Going through the material below, please gather all lines with the word "this" in them.

___ DATASET CONTENT

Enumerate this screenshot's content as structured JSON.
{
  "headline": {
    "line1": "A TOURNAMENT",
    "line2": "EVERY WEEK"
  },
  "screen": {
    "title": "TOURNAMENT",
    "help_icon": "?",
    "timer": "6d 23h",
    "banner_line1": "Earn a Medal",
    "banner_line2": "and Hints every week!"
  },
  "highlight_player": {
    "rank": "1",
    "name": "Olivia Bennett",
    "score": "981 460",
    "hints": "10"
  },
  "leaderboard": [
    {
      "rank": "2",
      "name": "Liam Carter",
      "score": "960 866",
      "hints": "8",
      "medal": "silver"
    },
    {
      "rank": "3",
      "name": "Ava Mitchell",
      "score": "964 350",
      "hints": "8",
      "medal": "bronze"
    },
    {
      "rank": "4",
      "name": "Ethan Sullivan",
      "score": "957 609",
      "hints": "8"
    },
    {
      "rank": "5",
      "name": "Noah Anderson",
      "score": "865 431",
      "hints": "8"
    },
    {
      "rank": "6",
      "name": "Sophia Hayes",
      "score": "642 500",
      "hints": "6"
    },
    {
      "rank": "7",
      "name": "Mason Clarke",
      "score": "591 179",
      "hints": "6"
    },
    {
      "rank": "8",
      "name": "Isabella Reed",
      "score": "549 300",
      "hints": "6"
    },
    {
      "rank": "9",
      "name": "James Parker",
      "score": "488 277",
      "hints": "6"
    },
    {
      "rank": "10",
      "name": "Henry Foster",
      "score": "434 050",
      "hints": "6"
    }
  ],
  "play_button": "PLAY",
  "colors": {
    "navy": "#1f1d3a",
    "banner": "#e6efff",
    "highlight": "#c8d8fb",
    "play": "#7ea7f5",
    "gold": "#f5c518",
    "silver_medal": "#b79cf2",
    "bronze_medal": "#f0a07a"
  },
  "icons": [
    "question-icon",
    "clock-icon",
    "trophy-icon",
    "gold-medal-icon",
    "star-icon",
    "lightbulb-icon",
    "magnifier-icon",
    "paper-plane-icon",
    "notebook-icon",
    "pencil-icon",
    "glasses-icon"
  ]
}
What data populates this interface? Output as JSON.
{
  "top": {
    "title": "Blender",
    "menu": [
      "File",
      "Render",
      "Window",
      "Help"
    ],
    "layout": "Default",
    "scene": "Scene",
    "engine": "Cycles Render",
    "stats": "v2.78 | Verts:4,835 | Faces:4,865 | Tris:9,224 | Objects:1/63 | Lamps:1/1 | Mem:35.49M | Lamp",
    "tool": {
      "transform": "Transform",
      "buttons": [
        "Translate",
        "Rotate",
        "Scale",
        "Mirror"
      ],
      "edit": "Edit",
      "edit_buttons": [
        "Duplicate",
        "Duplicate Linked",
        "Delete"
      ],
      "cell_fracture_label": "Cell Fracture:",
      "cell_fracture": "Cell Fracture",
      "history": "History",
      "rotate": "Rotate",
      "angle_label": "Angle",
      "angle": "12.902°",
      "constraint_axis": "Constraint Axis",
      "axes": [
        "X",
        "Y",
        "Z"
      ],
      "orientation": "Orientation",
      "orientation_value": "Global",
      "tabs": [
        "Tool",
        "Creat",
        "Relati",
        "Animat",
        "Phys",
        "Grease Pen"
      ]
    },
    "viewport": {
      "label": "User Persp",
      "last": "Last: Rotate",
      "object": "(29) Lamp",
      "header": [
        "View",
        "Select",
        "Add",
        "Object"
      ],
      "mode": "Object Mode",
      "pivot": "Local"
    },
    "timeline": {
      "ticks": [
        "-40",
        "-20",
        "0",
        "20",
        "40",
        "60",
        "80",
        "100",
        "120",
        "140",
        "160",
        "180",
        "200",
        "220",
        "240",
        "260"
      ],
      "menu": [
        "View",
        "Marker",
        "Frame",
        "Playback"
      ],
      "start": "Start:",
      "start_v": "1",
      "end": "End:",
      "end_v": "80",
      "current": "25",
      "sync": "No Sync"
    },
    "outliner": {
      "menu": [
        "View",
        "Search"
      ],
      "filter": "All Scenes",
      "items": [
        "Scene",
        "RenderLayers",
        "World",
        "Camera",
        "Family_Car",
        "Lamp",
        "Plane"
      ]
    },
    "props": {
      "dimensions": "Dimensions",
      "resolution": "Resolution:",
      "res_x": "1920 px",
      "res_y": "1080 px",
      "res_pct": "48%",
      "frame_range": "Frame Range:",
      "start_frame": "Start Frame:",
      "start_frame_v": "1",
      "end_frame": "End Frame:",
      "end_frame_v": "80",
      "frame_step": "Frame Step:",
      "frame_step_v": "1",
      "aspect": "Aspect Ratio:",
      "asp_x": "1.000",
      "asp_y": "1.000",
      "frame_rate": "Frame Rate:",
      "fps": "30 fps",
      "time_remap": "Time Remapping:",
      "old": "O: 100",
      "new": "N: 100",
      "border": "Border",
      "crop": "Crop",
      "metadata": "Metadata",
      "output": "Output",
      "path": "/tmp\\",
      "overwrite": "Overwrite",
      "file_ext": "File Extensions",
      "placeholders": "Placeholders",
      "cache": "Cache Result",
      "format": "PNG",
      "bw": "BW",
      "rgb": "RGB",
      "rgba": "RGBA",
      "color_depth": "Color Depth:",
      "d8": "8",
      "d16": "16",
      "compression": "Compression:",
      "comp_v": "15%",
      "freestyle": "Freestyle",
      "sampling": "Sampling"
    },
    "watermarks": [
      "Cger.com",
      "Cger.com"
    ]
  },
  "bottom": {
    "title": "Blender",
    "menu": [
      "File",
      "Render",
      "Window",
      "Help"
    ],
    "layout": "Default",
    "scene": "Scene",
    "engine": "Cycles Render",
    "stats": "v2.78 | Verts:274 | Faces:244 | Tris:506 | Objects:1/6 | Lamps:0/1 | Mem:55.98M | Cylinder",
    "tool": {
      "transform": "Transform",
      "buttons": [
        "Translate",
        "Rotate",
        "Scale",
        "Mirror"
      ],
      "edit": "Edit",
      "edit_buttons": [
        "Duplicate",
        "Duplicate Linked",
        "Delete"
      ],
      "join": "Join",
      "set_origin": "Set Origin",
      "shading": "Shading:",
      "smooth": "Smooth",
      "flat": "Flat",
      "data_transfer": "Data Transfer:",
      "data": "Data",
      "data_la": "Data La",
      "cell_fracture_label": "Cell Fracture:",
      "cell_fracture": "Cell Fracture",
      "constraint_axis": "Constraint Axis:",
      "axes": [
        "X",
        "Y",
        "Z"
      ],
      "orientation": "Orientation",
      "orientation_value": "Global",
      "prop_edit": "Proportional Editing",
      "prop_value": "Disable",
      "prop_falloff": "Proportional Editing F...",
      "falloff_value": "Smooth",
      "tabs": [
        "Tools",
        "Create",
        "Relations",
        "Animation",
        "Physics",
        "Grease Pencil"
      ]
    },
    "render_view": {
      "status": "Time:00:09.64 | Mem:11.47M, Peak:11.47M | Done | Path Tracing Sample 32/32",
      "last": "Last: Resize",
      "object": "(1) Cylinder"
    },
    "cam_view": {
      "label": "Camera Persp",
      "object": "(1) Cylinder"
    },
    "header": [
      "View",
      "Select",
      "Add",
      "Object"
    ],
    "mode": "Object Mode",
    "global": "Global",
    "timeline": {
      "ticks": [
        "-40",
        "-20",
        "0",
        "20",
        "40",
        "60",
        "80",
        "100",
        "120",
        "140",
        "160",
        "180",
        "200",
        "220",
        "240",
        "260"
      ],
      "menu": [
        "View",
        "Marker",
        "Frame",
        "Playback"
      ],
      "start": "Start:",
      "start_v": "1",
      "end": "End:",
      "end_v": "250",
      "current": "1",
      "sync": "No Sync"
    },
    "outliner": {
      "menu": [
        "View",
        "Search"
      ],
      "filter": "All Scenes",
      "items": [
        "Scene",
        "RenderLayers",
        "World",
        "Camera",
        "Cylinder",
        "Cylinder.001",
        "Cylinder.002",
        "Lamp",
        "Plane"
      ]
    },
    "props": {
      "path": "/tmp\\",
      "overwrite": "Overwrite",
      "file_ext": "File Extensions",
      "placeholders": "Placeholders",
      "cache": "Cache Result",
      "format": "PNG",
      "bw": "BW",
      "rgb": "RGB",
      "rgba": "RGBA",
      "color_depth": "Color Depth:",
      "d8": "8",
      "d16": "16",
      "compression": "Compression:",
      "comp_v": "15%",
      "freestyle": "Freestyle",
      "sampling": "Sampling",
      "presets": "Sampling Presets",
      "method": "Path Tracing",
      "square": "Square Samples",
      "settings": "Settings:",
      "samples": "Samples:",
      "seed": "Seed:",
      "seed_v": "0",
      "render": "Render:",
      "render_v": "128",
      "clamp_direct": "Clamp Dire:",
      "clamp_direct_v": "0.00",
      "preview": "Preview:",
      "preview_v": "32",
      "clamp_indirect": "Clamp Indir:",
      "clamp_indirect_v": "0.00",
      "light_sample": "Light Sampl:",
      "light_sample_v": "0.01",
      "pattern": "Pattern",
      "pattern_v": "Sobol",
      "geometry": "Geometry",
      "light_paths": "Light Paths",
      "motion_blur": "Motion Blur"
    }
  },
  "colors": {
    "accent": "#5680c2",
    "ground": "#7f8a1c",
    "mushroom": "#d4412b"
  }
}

______

• TASK RESULT:
Enumerate this screenshot's content as structured JSON.
What data populates this interface? Output as JSON.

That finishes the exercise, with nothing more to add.